PROBLEM STATEMENT: Reproduce all of the material exactly as shown.

PROVIDED ENTRIES:
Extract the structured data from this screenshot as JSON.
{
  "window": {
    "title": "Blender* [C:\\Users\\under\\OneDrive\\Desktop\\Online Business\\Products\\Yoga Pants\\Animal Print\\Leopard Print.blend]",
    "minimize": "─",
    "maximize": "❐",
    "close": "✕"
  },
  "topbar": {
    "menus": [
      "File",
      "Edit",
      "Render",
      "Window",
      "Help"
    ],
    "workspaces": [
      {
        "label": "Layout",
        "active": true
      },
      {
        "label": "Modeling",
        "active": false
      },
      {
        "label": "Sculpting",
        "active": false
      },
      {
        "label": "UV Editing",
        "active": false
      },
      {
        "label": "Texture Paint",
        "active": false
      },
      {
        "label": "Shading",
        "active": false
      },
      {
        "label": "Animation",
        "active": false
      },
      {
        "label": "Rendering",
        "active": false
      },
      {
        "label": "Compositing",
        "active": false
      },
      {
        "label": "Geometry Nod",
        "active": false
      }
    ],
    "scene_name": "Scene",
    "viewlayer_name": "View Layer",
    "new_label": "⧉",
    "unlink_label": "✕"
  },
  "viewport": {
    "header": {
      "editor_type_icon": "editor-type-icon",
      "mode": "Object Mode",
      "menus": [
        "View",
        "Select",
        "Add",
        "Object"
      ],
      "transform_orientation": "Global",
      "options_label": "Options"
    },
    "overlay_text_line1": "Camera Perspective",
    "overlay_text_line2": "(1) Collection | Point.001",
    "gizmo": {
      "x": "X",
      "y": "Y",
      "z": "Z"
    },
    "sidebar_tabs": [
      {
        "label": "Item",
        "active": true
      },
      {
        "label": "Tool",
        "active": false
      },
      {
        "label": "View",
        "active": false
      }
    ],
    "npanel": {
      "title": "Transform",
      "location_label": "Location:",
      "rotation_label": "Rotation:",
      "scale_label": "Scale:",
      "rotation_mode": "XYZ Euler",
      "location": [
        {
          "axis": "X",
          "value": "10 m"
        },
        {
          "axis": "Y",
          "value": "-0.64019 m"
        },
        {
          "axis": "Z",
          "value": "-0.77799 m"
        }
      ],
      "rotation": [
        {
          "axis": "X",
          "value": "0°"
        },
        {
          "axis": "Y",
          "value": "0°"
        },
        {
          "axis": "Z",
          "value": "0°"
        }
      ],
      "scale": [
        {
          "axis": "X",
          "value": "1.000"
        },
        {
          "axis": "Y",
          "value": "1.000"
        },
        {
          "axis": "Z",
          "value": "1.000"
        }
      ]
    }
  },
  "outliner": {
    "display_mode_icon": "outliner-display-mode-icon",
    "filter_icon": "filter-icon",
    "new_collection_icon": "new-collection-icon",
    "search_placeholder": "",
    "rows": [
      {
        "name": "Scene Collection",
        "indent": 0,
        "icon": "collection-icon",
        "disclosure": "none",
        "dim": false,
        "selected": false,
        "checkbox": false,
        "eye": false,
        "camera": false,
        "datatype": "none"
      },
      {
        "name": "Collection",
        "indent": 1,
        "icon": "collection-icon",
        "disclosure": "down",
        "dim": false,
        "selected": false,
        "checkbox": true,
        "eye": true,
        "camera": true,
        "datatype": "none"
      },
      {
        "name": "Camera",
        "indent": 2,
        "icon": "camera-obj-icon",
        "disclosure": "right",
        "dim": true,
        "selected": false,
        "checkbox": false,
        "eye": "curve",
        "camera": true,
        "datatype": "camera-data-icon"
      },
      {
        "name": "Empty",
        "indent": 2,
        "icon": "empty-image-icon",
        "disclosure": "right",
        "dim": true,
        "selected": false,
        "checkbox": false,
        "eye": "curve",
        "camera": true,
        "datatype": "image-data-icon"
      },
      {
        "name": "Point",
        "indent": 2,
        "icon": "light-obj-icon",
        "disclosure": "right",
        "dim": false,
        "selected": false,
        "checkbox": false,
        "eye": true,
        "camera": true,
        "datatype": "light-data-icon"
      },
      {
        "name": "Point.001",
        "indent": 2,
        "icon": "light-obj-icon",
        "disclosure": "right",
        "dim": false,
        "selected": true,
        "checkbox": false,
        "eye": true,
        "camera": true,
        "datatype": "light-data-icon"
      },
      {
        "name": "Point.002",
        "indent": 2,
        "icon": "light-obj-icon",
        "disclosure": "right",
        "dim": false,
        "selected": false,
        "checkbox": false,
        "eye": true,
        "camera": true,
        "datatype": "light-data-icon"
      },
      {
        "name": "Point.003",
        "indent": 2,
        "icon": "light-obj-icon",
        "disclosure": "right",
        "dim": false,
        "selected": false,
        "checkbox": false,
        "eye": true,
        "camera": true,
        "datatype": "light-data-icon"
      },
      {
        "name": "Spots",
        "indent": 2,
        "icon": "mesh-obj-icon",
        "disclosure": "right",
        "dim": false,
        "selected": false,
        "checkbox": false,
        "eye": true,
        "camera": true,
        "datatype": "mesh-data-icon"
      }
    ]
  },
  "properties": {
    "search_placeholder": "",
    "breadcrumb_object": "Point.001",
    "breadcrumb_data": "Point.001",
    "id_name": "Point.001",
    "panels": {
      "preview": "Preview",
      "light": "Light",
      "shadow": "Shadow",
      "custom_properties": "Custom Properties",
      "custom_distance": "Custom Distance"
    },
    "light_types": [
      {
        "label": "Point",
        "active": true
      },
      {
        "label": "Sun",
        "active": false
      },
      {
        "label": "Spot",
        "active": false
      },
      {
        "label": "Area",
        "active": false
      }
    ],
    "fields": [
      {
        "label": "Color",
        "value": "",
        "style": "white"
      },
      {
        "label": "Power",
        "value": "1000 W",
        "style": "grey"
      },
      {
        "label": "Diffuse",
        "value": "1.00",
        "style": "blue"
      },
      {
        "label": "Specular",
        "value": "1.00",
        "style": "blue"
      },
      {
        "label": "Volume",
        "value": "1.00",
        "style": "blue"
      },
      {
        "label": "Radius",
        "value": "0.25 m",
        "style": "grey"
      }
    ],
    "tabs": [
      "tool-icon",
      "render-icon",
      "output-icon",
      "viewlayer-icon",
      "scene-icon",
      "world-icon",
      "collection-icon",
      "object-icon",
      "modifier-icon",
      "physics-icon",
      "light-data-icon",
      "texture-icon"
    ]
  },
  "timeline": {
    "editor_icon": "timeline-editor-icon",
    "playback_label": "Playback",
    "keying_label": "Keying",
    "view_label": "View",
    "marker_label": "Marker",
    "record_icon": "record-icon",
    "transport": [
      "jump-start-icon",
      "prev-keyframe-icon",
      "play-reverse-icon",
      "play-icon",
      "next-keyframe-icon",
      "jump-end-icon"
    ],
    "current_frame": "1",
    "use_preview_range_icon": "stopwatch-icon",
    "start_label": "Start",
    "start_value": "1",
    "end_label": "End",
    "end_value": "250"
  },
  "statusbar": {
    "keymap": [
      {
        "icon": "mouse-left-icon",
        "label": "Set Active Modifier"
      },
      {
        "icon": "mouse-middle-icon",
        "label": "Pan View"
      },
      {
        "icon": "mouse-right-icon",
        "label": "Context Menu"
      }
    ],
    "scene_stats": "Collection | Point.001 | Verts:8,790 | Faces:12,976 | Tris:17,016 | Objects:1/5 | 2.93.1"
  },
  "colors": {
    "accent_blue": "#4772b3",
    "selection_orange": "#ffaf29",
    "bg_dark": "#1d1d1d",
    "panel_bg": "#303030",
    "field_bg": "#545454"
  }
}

FINISHED ANSWER:
Extract the structured data from this screenshot as JSON.
{
  "window": {
    "title": "Blender* [C:\\Users\\under\\OneDrive\\Desktop\\Online Business\\Products\\Yoga Pants\\Animal Print\\Leopard Print.blend]",
    "minimize": "─",
    "maximize": "❐",
    "close": "✕"
  },
  "topbar": {
    "menus": [
      "File",
      "Edit",
      "Render",
      "Window",
      "Help"
    ],
    "workspaces": [
      {
        "label": "Layout",
        "active": true
      },
      {
        "label": "Modeling",
        "active": false
      },
      {
        "label": "Sculpting",
        "active": false
      },
      {
        "label": "UV Editing",
        "active": false
      },
      {
        "label": "Texture Paint",
        "active": false
      },
      {
        "label": "Shading",
        "active": false
      },
      {
        "label": "Animation",
        "active": false
      },
      {
        "label": "Rendering",
        "active": false
      },
      {
        "label": "Compositing",
        "active": false
      },
      {
        "label": "Geometry Nod",
        "active": false
      }
    ],
    "scene_name": "Scene",
    "viewlayer_name": "View Layer",
    "new_label": "⧉",
    "unlink_label": "✕"
  },
  "viewport": {
    "header": {
      "editor_type_icon": "editor-type-icon",
      "mode": "Object Mode",
      "menus": [
        "View",
        "Select",
        "Add",
        "Object"
      ],
      "transform_orientation": "Global",
      "options_label": "Options"
    },
    "overlay_text_line1": "Camera Perspective",
    "overlay_text_line2": "(1) Collection | Point.001",
    "gizmo": {
      "x": "X",
      "y": "Y",
      "z": "Z"
    },
    "sidebar_tabs": [
      {
        "label": "Item",
        "active": true
      },
      {
        "label": "Tool",
        "active": false
      },
      {
        "label": "View",
        "active": false
      }
    ],
    "npanel": {
      "title": "Transform",
      "location_label": "Location:",
      "rotation_label": "Rotation:",
      "scale_label": "Scale:",
      "rotation_mode": "XYZ Euler",
      "location": [
        {
          "axis": "X",
          "value": "10 m"
        },
        {
          "axis": "Y",
          "value": "-0.64019 m"
        },
        {
          "axis": "Z",
          "value": "-0.77799 m"
        }
      ],
      "rotation": [
        {
          "axis": "X",
          "value": "0°"
        },
        {
          "axis": "Y",
          "value": "0°"
        },
        {
          "axis": "Z",
          "value": "0°"
        }
      ],
      "scale": [
        {
          "axis": "X",
          "value": "1.000"
        },
        {
          "axis": "Y",
          "value": "1.000"
        },
        {
          "axis": "Z",
          "value": "1.000"
        }
      ]
    }
  },
  "outliner": {
    "display_mode_icon": "outliner-display-mode-icon",
    "filter_icon": "filter-icon",
    "new_collection_icon": "new-collection-icon",
    "search_placeholder": "",
    "rows": [
      {
        "name": "Scene Collection",
        "indent": 0,
        "icon": "collection-icon",
        "disclosure": "none",
        "dim": false,
        "selected": false,
        "checkbox": false,
        "eye": false,
        "camera": false,
        "datatype": "none"
      },
      {
        "name": "Collection",
        "indent": 1,
        "icon": "collection-icon",
        "disclosure": "down",
        "dim": false,
        "selected": false,
        "checkbox": true,
        "eye": true,
        "camera": true,
        "datatype": "none"
      },
      {
        "name": "Camera",
        "indent": 2,
        "icon": "camera-obj-icon",
        "disclosure": "right",
        "dim": true,
        "selected": false,
        "checkbox": false,
        "eye": "curve",
        "camera": true,
        "datatype": "camera-data-icon"
      },
      {
        "name": "Empty",
        "indent": 2,
        "icon": "empty-image-icon",
        "disclosure": "right",
        "dim": true,
        "selected": false,
        "checkbox": false,
        "eye": "curve",
        "camera": true,
        "datatype": "image-data-icon"
      },
      {
        "name": "Point",
        "indent": 2,
        "icon": "light-obj-icon",
        "disclosure": "right",
        "dim": false,
        "selected": false,
        "checkbox": false,
        "eye": true,
        "camera": true,
        "datatype": "light-data-icon"
      },
      {
        "name": "Point.001",
        "indent": 2,
        "icon": "light-obj-icon",
        "disclosure": "right",
        "dim": false,
        "selected": true,
        "checkbox": false,
        "eye": true,
        "camera": true,
        "datatype": "light-data-icon"
      },
      {
        "name": "Point.002",
        "indent": 2,
        "icon": "light-obj-icon",
        "disclosure": "right",
        "dim": false,
        "selected": false,
        "checkbox": false,
        "eye": true,
        "camera": true,
        "datatype": "light-data-icon"
      },
      {
        "name": "Point.003",
        "indent": 2,
        "icon": "light-obj-icon",
        "disclosure": "right",
        "dim": false,
        "selected": false,
        "checkbox": false,
        "eye": true,
        "camera": true,
        "datatype": "light-data-icon"
      },
      {
        "name": "Spots",
        "indent": 2,
        "icon": "mesh-obj-icon",
        "disclosure": "right",
        "dim": false,
        "selected": false,
        "checkbox": false,
        "eye": true,
        "camera": true,
        "datatype": "mesh-data-icon"
      }
    ]
  },
  "properties": {
    "search_placeholder": "",
    "breadcrumb_object": "Point.001",
    "breadcrumb_data": "Point.001",
    "id_name": "Point.001",
    "panels": {
      "preview": "Preview",
      "light": "Light",
      "shadow": "Shadow",
      "custom_properties": "Custom Properties",
      "custom_distance": "Custom Distance"
    },
    "light_types": [
      {
        "label": "Point",
        "active": true
      },
      {
        "label": "Sun",
        "active": false
      },
      {
        "label": "Spot",
        "active": false
      },
      {
        "label": "Area",
        "active": false
      }
    ],
    "fields": [
      {
        "label": "Color",
        "value": "",
        "style": "white"
      },
      {
        "label": "Power",
        "value": "1000 W",
        "style": "grey"
      },
      {
        "label": "Diffuse",
        "value": "1.00",
        "style": "blue"
      },
      {
        "label": "Specular",
        "value": "1.00",
        "style": "blue"
      },
      {
        "label": "Volume",
        "value": "1.00",
        "style": "blue"
      },
      {
        "label": "Radius",
        "value": "0.25 m",
        "style": "grey"
      }
    ],
    "tabs": [
      "tool-icon",
      "render-icon",
      "output-icon",
      "viewlayer-icon",
      "scene-icon",
      "world-icon",
      "collection-icon",
      "object-icon",
      "modifier-icon",
      "physics-icon",
      "light-data-icon",
      "texture-icon"
    ]
  },
  "timeline": {
    "editor_icon": "timeline-editor-icon",
    "playback_label": "Playback",
    "keying_label": "Keying",
    "view_label": "View",
    "marker_label": "Marker",
    "record_icon": "record-icon",
    "transport": [
      "jump-start-icon",
      "prev-keyframe-icon",
      "play-reverse-icon",
      "play-icon",
      "next-keyframe-icon",
      "jump-end-icon"
    ],
    "current_frame": "1",
    "use_preview_range_icon": "stopwatch-icon",
    "start_label": "Start",
    "start_value": "1",
    "end_label": "End",
    "end_value": "250"
  },
  "statusbar": {
    "keymap": [
      {
        "icon": "mouse-left-icon",
        "label": "Set Active Modifier"
      },
      {
        "icon": "mouse-middle-icon",
        "label": "Pan View"
      },
      {
        "icon": "mouse-right-icon",
        "label": "Context Menu"
      }
    ],
    "scene_stats": "Collection | Point.001 | Verts:8,790 | Faces:12,976 | Tris:17,016 | Objects:1/5 | 2.93.1"
  },
  "colors": {
    "accent_blue": "#4772b3",
    "selection_orange": "#ffaf29",
    "bg_dark": "#1d1d1d",
    "panel_bg": "#303030",
    "field_bg": "#545454"
  }
}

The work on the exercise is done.